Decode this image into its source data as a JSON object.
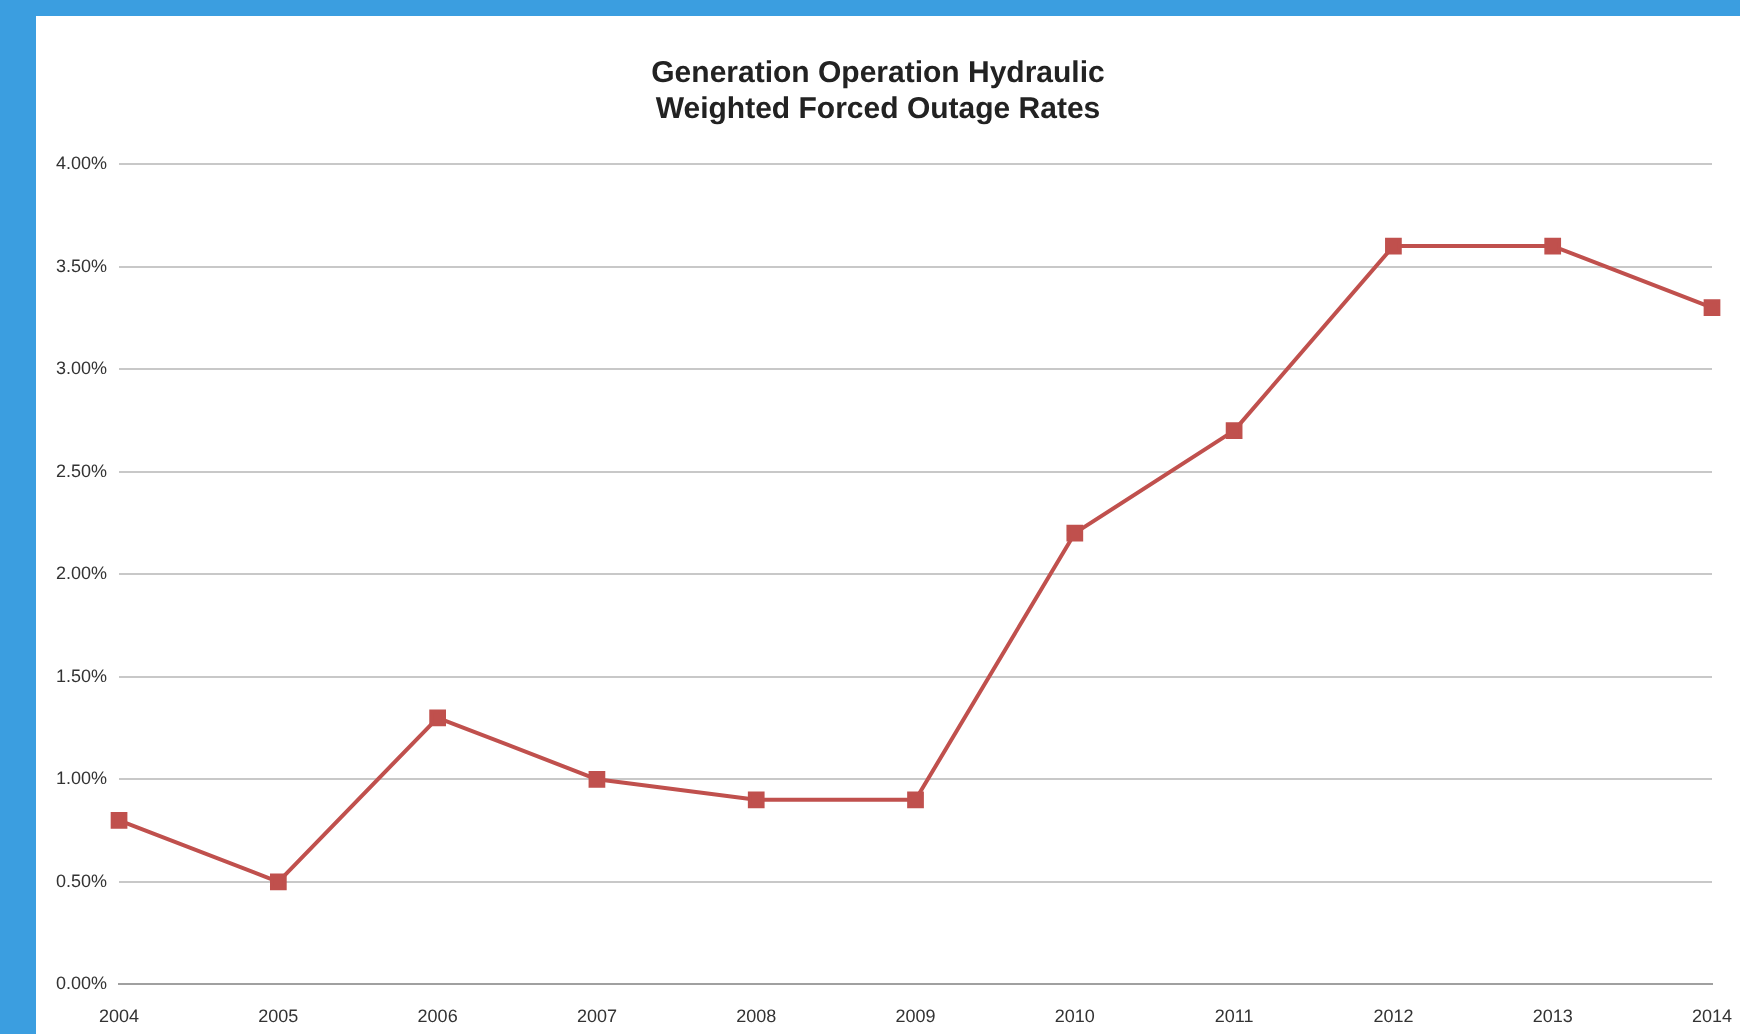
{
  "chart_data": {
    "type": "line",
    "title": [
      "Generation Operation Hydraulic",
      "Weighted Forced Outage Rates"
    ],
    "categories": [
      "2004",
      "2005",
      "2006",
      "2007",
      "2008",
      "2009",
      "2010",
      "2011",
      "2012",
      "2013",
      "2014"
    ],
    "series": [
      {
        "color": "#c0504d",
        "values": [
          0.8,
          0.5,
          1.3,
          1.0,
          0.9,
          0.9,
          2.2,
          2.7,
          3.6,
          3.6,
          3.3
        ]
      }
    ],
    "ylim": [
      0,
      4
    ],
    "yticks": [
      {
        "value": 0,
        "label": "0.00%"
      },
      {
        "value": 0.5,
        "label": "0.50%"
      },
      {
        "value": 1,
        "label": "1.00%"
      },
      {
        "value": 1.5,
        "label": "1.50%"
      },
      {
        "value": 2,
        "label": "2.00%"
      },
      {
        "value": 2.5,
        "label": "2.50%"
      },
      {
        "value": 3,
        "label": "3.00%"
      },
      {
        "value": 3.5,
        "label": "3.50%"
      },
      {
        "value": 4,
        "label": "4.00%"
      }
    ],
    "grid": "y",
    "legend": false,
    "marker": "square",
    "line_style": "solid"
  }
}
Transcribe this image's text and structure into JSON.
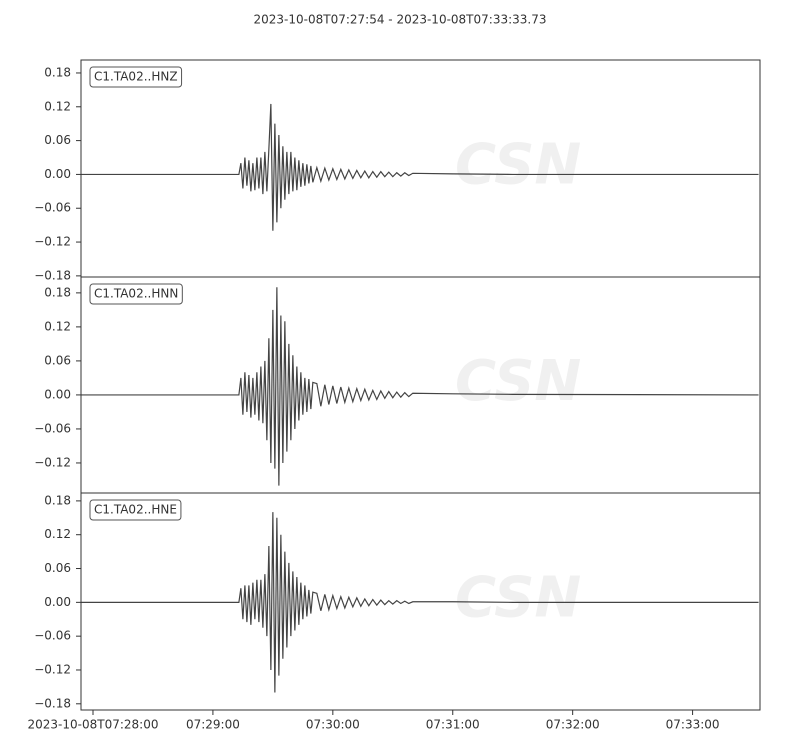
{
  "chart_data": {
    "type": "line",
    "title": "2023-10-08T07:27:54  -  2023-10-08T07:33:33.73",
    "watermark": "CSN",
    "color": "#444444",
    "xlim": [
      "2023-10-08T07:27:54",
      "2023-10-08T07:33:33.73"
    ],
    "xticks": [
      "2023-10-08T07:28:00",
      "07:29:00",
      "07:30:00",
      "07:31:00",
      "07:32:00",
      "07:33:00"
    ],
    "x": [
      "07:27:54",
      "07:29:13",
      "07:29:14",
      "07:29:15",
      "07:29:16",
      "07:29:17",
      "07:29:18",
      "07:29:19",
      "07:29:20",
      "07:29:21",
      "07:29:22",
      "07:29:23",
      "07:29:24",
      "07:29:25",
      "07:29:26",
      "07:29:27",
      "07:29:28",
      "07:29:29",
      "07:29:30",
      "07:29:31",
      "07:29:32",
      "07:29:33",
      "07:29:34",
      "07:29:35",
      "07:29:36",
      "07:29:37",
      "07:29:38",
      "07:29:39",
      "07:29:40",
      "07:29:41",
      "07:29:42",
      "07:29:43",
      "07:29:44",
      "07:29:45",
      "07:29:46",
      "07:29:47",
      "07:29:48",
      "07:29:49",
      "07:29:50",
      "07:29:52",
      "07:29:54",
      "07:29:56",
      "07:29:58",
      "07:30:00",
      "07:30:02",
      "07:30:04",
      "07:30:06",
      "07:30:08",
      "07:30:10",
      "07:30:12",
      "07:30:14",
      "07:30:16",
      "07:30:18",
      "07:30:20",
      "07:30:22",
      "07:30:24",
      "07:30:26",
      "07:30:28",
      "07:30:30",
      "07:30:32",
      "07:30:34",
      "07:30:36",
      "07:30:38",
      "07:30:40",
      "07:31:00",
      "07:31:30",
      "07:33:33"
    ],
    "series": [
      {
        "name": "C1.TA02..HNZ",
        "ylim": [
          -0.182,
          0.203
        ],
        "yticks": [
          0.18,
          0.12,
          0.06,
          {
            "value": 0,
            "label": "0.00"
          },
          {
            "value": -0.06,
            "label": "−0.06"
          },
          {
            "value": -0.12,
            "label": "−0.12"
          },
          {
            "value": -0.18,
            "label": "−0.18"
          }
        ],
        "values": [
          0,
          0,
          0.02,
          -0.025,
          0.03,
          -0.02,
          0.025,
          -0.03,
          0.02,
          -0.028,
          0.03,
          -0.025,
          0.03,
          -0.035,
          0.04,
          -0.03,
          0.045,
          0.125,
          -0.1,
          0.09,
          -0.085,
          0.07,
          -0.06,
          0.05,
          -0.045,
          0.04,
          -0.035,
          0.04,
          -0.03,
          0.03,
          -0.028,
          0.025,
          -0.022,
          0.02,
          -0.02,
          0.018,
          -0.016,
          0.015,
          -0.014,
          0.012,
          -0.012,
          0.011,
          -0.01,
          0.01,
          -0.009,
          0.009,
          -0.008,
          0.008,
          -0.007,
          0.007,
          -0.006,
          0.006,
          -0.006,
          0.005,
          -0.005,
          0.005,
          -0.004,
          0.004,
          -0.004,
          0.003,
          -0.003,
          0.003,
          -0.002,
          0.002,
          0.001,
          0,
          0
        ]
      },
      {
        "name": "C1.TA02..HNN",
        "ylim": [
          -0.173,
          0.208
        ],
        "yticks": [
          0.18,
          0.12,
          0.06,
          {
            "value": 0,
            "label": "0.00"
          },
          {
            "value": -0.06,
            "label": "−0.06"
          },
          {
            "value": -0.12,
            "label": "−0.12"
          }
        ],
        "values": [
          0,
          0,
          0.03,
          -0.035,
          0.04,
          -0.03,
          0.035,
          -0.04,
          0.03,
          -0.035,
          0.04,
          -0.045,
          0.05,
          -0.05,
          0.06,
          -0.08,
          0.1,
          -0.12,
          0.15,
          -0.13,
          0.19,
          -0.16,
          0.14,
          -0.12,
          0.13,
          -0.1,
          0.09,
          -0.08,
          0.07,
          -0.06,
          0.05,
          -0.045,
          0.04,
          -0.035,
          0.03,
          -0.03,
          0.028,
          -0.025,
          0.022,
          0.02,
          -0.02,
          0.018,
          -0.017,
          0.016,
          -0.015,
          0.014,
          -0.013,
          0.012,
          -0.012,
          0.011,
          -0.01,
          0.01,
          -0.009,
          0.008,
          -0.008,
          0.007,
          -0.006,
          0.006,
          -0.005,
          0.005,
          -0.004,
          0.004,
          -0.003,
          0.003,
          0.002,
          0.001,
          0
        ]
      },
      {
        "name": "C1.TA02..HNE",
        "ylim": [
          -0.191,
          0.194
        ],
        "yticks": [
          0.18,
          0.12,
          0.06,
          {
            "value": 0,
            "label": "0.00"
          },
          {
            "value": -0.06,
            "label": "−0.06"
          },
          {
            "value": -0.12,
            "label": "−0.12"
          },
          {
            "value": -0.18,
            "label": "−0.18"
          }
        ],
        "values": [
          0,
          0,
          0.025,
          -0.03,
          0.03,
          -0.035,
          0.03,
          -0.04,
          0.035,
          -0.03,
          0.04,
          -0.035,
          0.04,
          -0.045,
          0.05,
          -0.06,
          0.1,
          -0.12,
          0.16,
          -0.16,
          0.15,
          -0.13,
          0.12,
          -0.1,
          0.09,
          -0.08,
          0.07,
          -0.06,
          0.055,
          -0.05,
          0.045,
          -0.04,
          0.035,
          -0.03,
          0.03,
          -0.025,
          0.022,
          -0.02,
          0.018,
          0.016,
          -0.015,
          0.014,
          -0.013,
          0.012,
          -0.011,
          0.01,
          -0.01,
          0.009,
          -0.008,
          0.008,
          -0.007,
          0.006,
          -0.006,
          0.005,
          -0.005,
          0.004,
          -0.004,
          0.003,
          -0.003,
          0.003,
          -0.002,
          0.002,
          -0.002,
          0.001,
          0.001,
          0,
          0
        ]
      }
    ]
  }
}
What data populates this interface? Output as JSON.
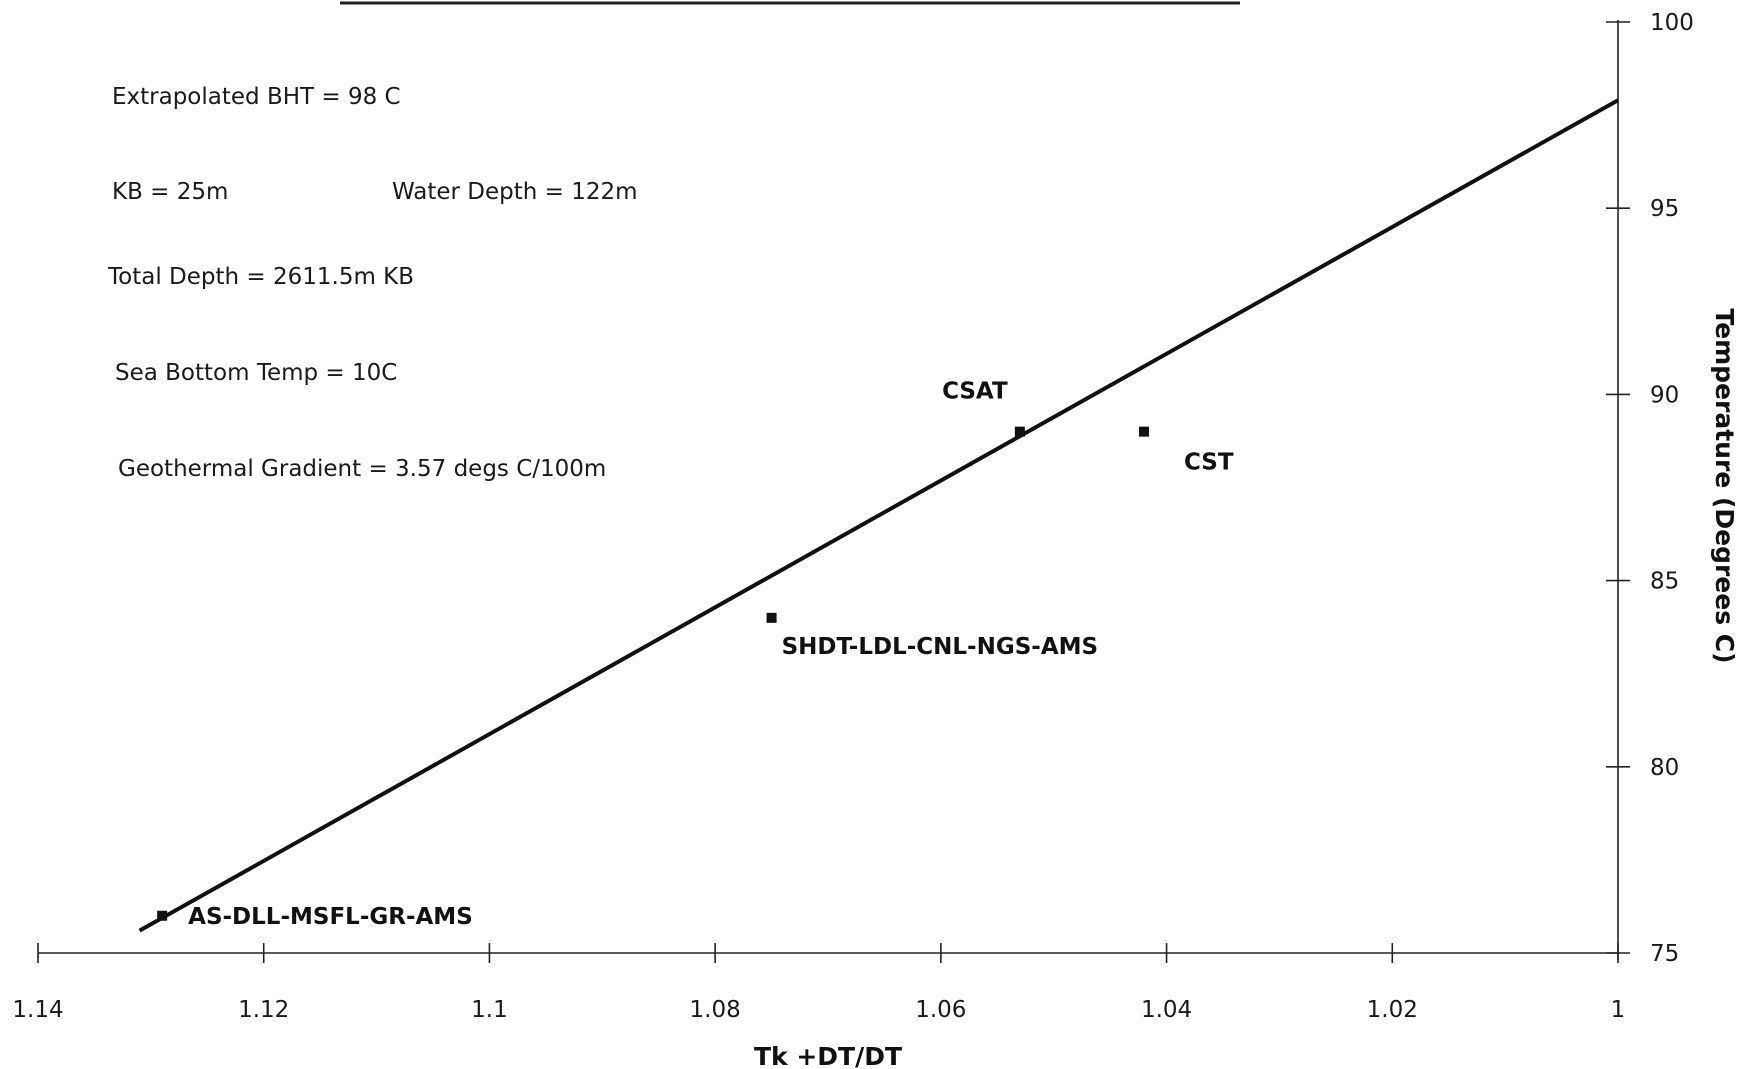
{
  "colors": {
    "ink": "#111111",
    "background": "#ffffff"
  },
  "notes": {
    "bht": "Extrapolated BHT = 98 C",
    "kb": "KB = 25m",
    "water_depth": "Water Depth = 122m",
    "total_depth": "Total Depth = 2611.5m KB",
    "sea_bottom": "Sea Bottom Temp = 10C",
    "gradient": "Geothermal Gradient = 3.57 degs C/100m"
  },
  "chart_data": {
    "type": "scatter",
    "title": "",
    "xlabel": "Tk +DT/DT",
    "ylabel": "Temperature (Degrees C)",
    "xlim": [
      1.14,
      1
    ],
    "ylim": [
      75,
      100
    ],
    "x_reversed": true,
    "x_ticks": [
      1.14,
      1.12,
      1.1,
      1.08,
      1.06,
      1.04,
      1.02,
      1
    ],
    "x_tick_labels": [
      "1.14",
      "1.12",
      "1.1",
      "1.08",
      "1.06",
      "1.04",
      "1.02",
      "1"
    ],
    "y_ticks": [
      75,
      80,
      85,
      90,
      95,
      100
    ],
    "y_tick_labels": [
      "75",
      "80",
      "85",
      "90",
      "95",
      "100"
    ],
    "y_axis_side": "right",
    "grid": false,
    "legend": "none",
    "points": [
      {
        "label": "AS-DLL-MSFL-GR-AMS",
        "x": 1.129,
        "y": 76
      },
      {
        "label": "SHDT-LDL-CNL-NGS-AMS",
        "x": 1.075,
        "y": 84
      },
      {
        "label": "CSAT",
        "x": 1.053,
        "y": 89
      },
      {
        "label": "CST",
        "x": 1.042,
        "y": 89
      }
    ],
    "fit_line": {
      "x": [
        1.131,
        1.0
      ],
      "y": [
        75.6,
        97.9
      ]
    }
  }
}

YOUR TASK: Begin at the line containing "What data populates" and extract every line through the end of the records, inclusive, exactly and only; omit pictures.

EXERCISE RESULT:
What data populates this interface? Output as JSON.
{
  "colors": {
    "ink": "#111111",
    "background": "#ffffff"
  },
  "notes": {
    "bht": "Extrapolated BHT = 98 C",
    "kb": "KB = 25m",
    "water_depth": "Water Depth = 122m",
    "total_depth": "Total Depth = 2611.5m KB",
    "sea_bottom": "Sea Bottom Temp = 10C",
    "gradient": "Geothermal Gradient = 3.57 degs C/100m"
  },
  "chart_data": {
    "type": "scatter",
    "title": "",
    "xlabel": "Tk +DT/DT",
    "ylabel": "Temperature (Degrees C)",
    "xlim": [
      1.14,
      1
    ],
    "ylim": [
      75,
      100
    ],
    "x_reversed": true,
    "x_ticks": [
      1.14,
      1.12,
      1.1,
      1.08,
      1.06,
      1.04,
      1.02,
      1
    ],
    "x_tick_labels": [
      "1.14",
      "1.12",
      "1.1",
      "1.08",
      "1.06",
      "1.04",
      "1.02",
      "1"
    ],
    "y_ticks": [
      75,
      80,
      85,
      90,
      95,
      100
    ],
    "y_tick_labels": [
      "75",
      "80",
      "85",
      "90",
      "95",
      "100"
    ],
    "y_axis_side": "right",
    "grid": false,
    "legend": "none",
    "points": [
      {
        "label": "AS-DLL-MSFL-GR-AMS",
        "x": 1.129,
        "y": 76
      },
      {
        "label": "SHDT-LDL-CNL-NGS-AMS",
        "x": 1.075,
        "y": 84
      },
      {
        "label": "CSAT",
        "x": 1.053,
        "y": 89
      },
      {
        "label": "CST",
        "x": 1.042,
        "y": 89
      }
    ],
    "fit_line": {
      "x": [
        1.131,
        1.0
      ],
      "y": [
        75.6,
        97.9
      ]
    }
  }
}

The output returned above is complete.